Restate exactly the lines below, from the one containing "Extract the structured" through the final line, and leave out the pictures.

Entries provided =
►

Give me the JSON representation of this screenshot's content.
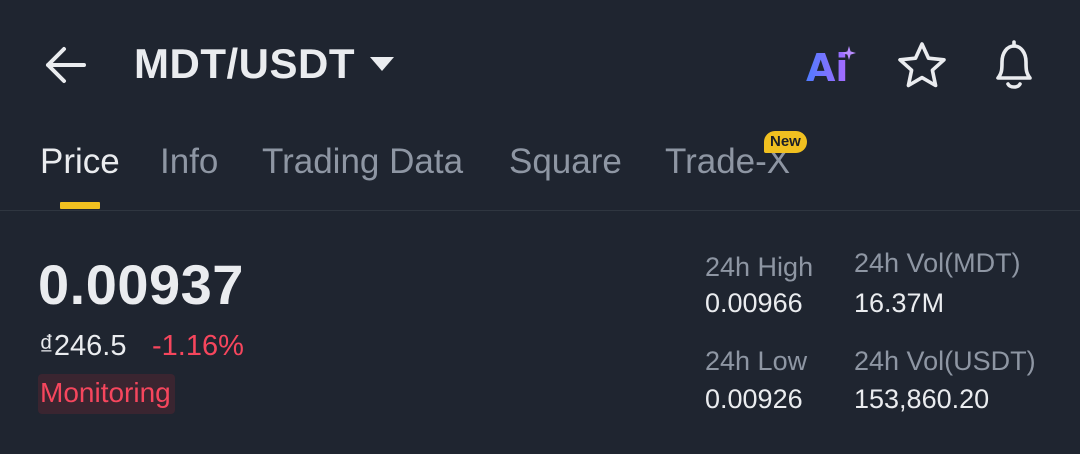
{
  "header": {
    "pair": "MDT/USDT",
    "ai_label": "Ai"
  },
  "tabs": [
    {
      "label": "Price",
      "active": true
    },
    {
      "label": "Info",
      "active": false
    },
    {
      "label": "Trading Data",
      "active": false
    },
    {
      "label": "Square",
      "active": false
    },
    {
      "label": "Trade-X",
      "active": false,
      "badge": "New"
    }
  ],
  "ticker": {
    "last_price": "0.00937",
    "fiat_price": "₫246.5",
    "change_pct": "-1.16%",
    "tag": "Monitoring"
  },
  "stats": {
    "high_label": "24h High",
    "high_value": "0.00966",
    "low_label": "24h Low",
    "low_value": "0.00926",
    "vol_base_label": "24h Vol(MDT)",
    "vol_base_value": "16.37M",
    "vol_quote_label": "24h Vol(USDT)",
    "vol_quote_value": "153,860.20"
  },
  "colors": {
    "background": "#1f2530",
    "accent": "#f0c020",
    "negative": "#f6465d",
    "muted": "#8e96a3"
  },
  "icons": [
    "arrow-left-icon",
    "caret-down-icon",
    "ai-icon",
    "star-icon",
    "bell-icon"
  ]
}
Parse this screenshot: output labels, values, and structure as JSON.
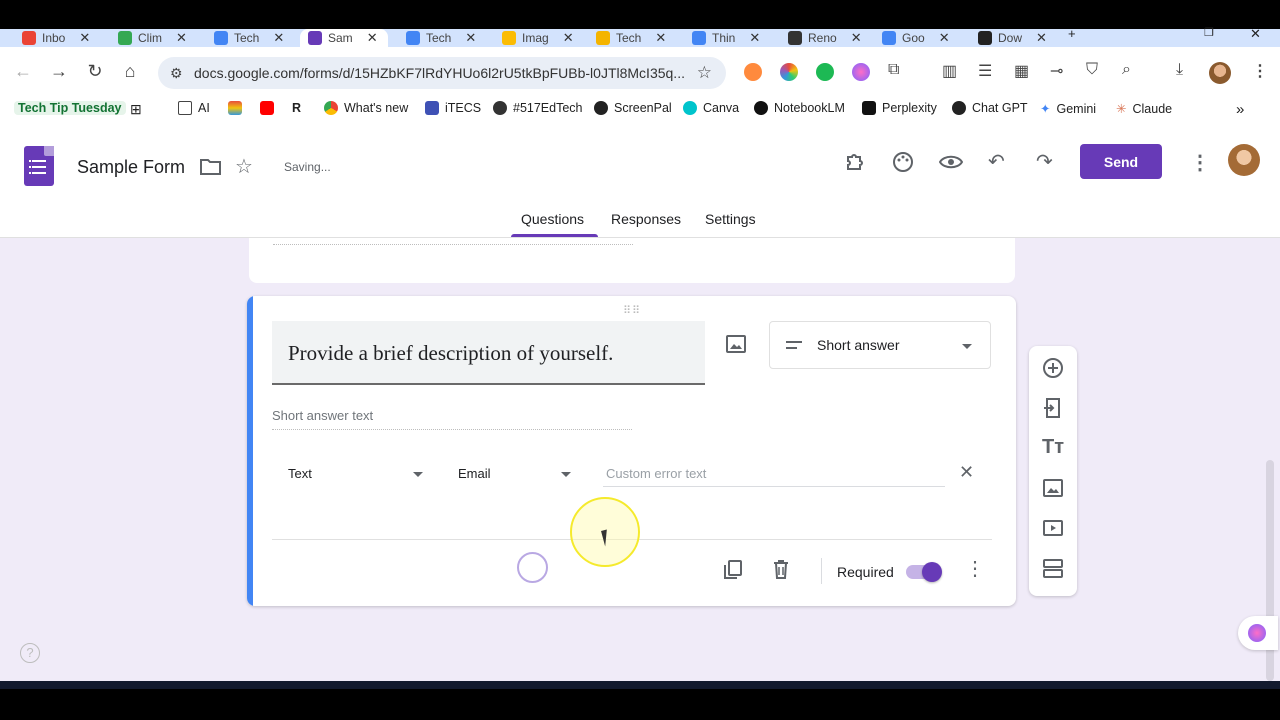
{
  "browser": {
    "tabs": [
      {
        "label": "Inbo",
        "color": "#ea4335"
      },
      {
        "label": "Clim",
        "color": "#34a853"
      },
      {
        "label": "Tech",
        "color": "#4285f4"
      },
      {
        "label": "Sam",
        "color": "#673ab7",
        "active": true
      },
      {
        "label": "Tech",
        "color": "#4285f4"
      },
      {
        "label": "Imag",
        "color": "#fbbc04"
      },
      {
        "label": "Tech",
        "color": "#f4b400"
      },
      {
        "label": "Thin",
        "color": "#4285f4"
      },
      {
        "label": "Reno",
        "color": "#333333"
      },
      {
        "label": "Goo",
        "color": "#4285f4"
      },
      {
        "label": "Dow",
        "color": "#222222"
      }
    ],
    "url": "docs.google.com/forms/d/15HZbKF7lRdYHUo6l2rU5tkBpFUBb-l0JTl8McI35q...",
    "bookmarks": [
      {
        "label": "Tech Tip Tuesday"
      },
      {
        "label": "AI"
      },
      {
        "label": "What's new"
      },
      {
        "label": "iTECS"
      },
      {
        "label": "#517EdTech"
      },
      {
        "label": "ScreenPal"
      },
      {
        "label": "Canva"
      },
      {
        "label": "NotebookLM"
      },
      {
        "label": "Perplexity"
      },
      {
        "label": "Chat GPT"
      },
      {
        "label": "Gemini"
      },
      {
        "label": "Claude"
      }
    ]
  },
  "form": {
    "title": "Sample Form",
    "status": "Saving...",
    "send_label": "Send",
    "tabs": {
      "questions": "Questions",
      "responses": "Responses",
      "settings": "Settings"
    },
    "accent": "#673ab7"
  },
  "question": {
    "title": "Provide a brief description of yourself.",
    "type": "Short answer",
    "answer_placeholder": "Short answer text",
    "validation_type": "Text",
    "validation_rule": "Email",
    "error_placeholder": "Custom error text",
    "required_label": "Required",
    "required": true
  }
}
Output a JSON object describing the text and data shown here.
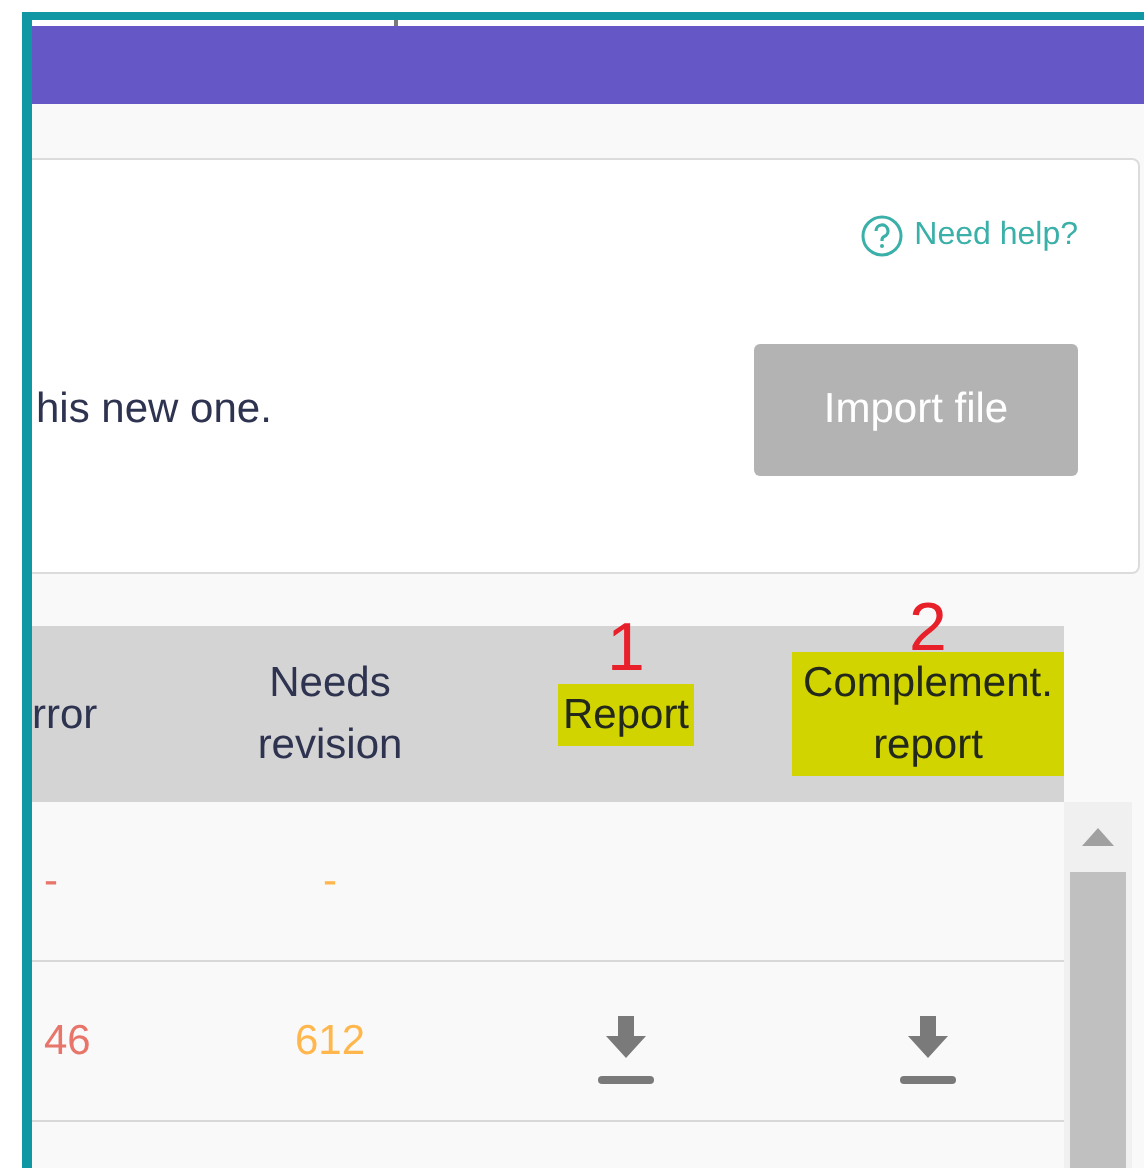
{
  "help_link": "Need help?",
  "description": "his new one.",
  "import_button": {
    "label": "Import file",
    "disabled": true
  },
  "table": {
    "columns": [
      {
        "label": "rror",
        "highlighted": false
      },
      {
        "label": "Needs revision",
        "highlighted": false
      },
      {
        "label": "Report",
        "highlighted": true,
        "annotation": "1"
      },
      {
        "label": "Complement. report",
        "highlighted": true,
        "annotation": "2"
      }
    ],
    "rows": [
      {
        "cells": [
          {
            "kind": "text",
            "text": "-",
            "color": "#e8756a"
          },
          {
            "kind": "text",
            "text": "-",
            "color": "#ffb74d"
          },
          {
            "kind": "empty"
          },
          {
            "kind": "empty"
          }
        ]
      },
      {
        "cells": [
          {
            "kind": "text",
            "text": "46",
            "color": "#e8756a"
          },
          {
            "kind": "text",
            "text": "612",
            "color": "#ffb74d"
          },
          {
            "kind": "download"
          },
          {
            "kind": "download"
          }
        ]
      },
      {
        "cells": [
          {
            "kind": "empty"
          },
          {
            "kind": "empty"
          },
          {
            "kind": "empty"
          },
          {
            "kind": "empty"
          }
        ]
      }
    ]
  }
}
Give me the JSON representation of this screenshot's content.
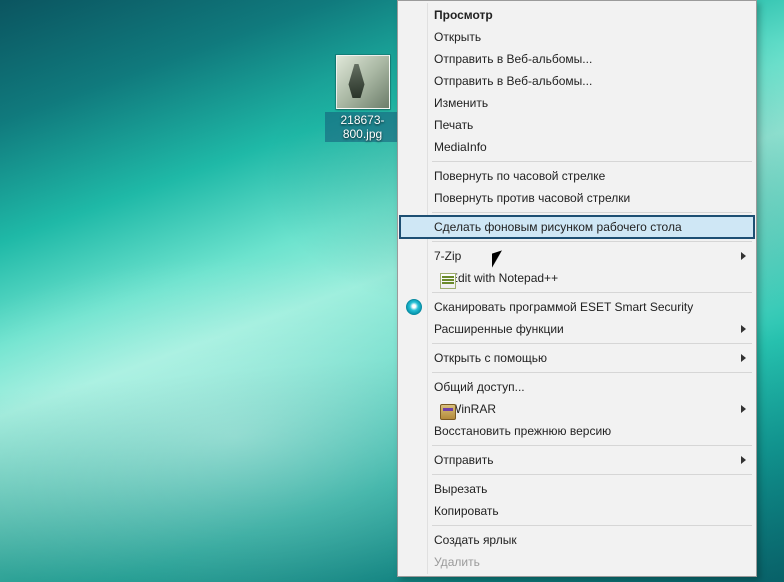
{
  "desktop": {
    "file": {
      "label": "218673- ... 800.jpg",
      "label_line1": "218673-",
      "label_line2": "800.jpg"
    }
  },
  "menu": {
    "items": [
      {
        "kind": "item",
        "label": "Просмотр",
        "bold": true
      },
      {
        "kind": "item",
        "label": "Открыть"
      },
      {
        "kind": "item",
        "label": "Отправить в Веб-альбомы..."
      },
      {
        "kind": "item",
        "label": "Отправить в Веб-альбомы..."
      },
      {
        "kind": "item",
        "label": "Изменить"
      },
      {
        "kind": "item",
        "label": "Печать"
      },
      {
        "kind": "item",
        "label": "MediaInfo"
      },
      {
        "kind": "sep"
      },
      {
        "kind": "item",
        "label": "Повернуть по часовой стрелке"
      },
      {
        "kind": "item",
        "label": "Повернуть против часовой стрелки"
      },
      {
        "kind": "sep"
      },
      {
        "kind": "item",
        "label": "Сделать фоновым рисунком рабочего стола",
        "highlight": true
      },
      {
        "kind": "sep"
      },
      {
        "kind": "item",
        "label": "7-Zip",
        "submenu": true
      },
      {
        "kind": "item",
        "label": "Edit with Notepad++",
        "icon": "notepadpp"
      },
      {
        "kind": "sep"
      },
      {
        "kind": "item",
        "label": "Сканировать программой ESET Smart Security",
        "icon": "eset"
      },
      {
        "kind": "item",
        "label": "Расширенные функции",
        "submenu": true
      },
      {
        "kind": "sep"
      },
      {
        "kind": "item",
        "label": "Открыть с помощью",
        "submenu": true
      },
      {
        "kind": "sep"
      },
      {
        "kind": "item",
        "label": "Общий доступ..."
      },
      {
        "kind": "item",
        "label": "WinRAR",
        "submenu": true,
        "icon": "winrar"
      },
      {
        "kind": "item",
        "label": "Восстановить прежнюю версию"
      },
      {
        "kind": "sep"
      },
      {
        "kind": "item",
        "label": "Отправить",
        "submenu": true
      },
      {
        "kind": "sep"
      },
      {
        "kind": "item",
        "label": "Вырезать"
      },
      {
        "kind": "item",
        "label": "Копировать"
      },
      {
        "kind": "sep"
      },
      {
        "kind": "item",
        "label": "Создать ярлык"
      },
      {
        "kind": "item",
        "label": "Удалить",
        "disabled": true
      }
    ]
  }
}
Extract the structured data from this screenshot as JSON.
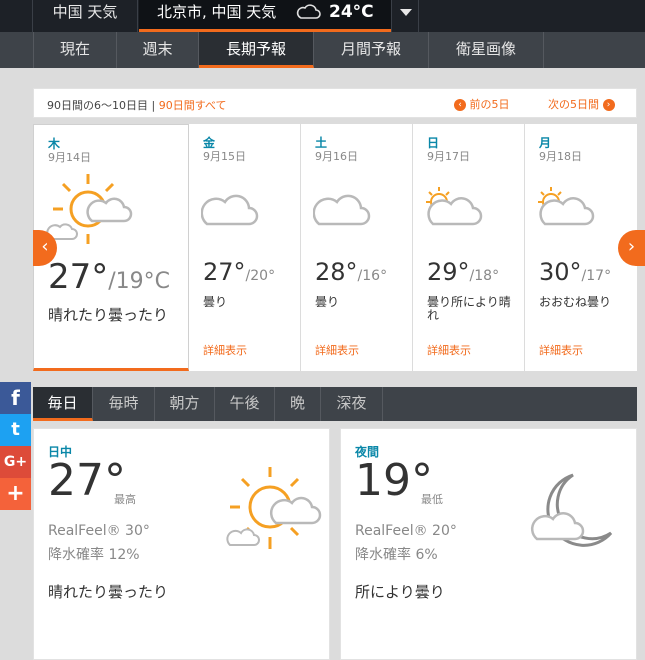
{
  "header": {
    "location_label": "中国 天気",
    "city_label": "北京市, 中国 天気",
    "current_temp": "24°C"
  },
  "nav": {
    "tabs": [
      "現在",
      "週末",
      "長期予報",
      "月間予報",
      "衛星画像"
    ],
    "active_index": 2
  },
  "panel": {
    "range_text": "90日間の6～10日目 | ",
    "all_days_link": "90日間すべて",
    "prev_label": "前の5日",
    "next_label": "次の5日間",
    "prev_arrow": "‹",
    "next_arrow": "›"
  },
  "days": [
    {
      "name": "木",
      "date": "9月14日",
      "hi": "27°",
      "lo": "/19°C",
      "phrase": "晴れたり曇ったり",
      "detail": ""
    },
    {
      "name": "金",
      "date": "9月15日",
      "hi": "27°",
      "lo": "/20°",
      "phrase": "曇り",
      "detail": "詳細表示"
    },
    {
      "name": "土",
      "date": "9月16日",
      "hi": "28°",
      "lo": "/16°",
      "phrase": "曇り",
      "detail": "詳細表示"
    },
    {
      "name": "日",
      "date": "9月17日",
      "hi": "29°",
      "lo": "/18°",
      "phrase": "曇り所により晴れ",
      "detail": "詳細表示"
    },
    {
      "name": "月",
      "date": "9月18日",
      "hi": "30°",
      "lo": "/17°",
      "phrase": "おおむね曇り",
      "detail": "詳細表示"
    }
  ],
  "time_tabs": {
    "tabs": [
      "毎日",
      "毎時",
      "朝方",
      "午後",
      "晩",
      "深夜"
    ],
    "active_index": 0
  },
  "social": {
    "facebook": "f",
    "twitter": "t",
    "google": "G+",
    "more": "+"
  },
  "day_card": {
    "label": "日中",
    "temp": "27°",
    "tag": "最高",
    "realfeel": "RealFeel® 30°",
    "precip": "降水確率 12%",
    "desc": "晴れたり曇ったり"
  },
  "night_card": {
    "label": "夜間",
    "temp": "19°",
    "tag": "最低",
    "realfeel": "RealFeel® 20°",
    "precip": "降水確率 6%",
    "desc": "所により曇り"
  },
  "colors": {
    "accent": "#f26b1d",
    "day_label": "#0a87a8",
    "sun": "#f5a023",
    "cloud": "#b9b9b9"
  }
}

◄

Completed task =
Extract the structured data from this screenshot as JSON.
{
  "header": {
    "location_label": "中国 天気",
    "city_label": "北京市, 中国 天気",
    "current_temp": "24°C"
  },
  "nav": {
    "tabs": [
      "現在",
      "週末",
      "長期予報",
      "月間予報",
      "衛星画像"
    ],
    "active_index": 2
  },
  "panel": {
    "range_text": "90日間の6～10日目 | ",
    "all_days_link": "90日間すべて",
    "prev_label": "前の5日",
    "next_label": "次の5日間",
    "prev_arrow": "‹",
    "next_arrow": "›"
  },
  "days": [
    {
      "name": "木",
      "date": "9月14日",
      "hi": "27°",
      "lo": "/19°C",
      "phrase": "晴れたり曇ったり",
      "detail": ""
    },
    {
      "name": "金",
      "date": "9月15日",
      "hi": "27°",
      "lo": "/20°",
      "phrase": "曇り",
      "detail": "詳細表示"
    },
    {
      "name": "土",
      "date": "9月16日",
      "hi": "28°",
      "lo": "/16°",
      "phrase": "曇り",
      "detail": "詳細表示"
    },
    {
      "name": "日",
      "date": "9月17日",
      "hi": "29°",
      "lo": "/18°",
      "phrase": "曇り所により晴れ",
      "detail": "詳細表示"
    },
    {
      "name": "月",
      "date": "9月18日",
      "hi": "30°",
      "lo": "/17°",
      "phrase": "おおむね曇り",
      "detail": "詳細表示"
    }
  ],
  "time_tabs": {
    "tabs": [
      "毎日",
      "毎時",
      "朝方",
      "午後",
      "晩",
      "深夜"
    ],
    "active_index": 0
  },
  "social": {
    "facebook": "f",
    "twitter": "t",
    "google": "G+",
    "more": "+"
  },
  "day_card": {
    "label": "日中",
    "temp": "27°",
    "tag": "最高",
    "realfeel": "RealFeel® 30°",
    "precip": "降水確率 12%",
    "desc": "晴れたり曇ったり"
  },
  "night_card": {
    "label": "夜間",
    "temp": "19°",
    "tag": "最低",
    "realfeel": "RealFeel® 20°",
    "precip": "降水確率 6%",
    "desc": "所により曇り"
  },
  "colors": {
    "accent": "#f26b1d",
    "day_label": "#0a87a8",
    "sun": "#f5a023",
    "cloud": "#b9b9b9"
  }
}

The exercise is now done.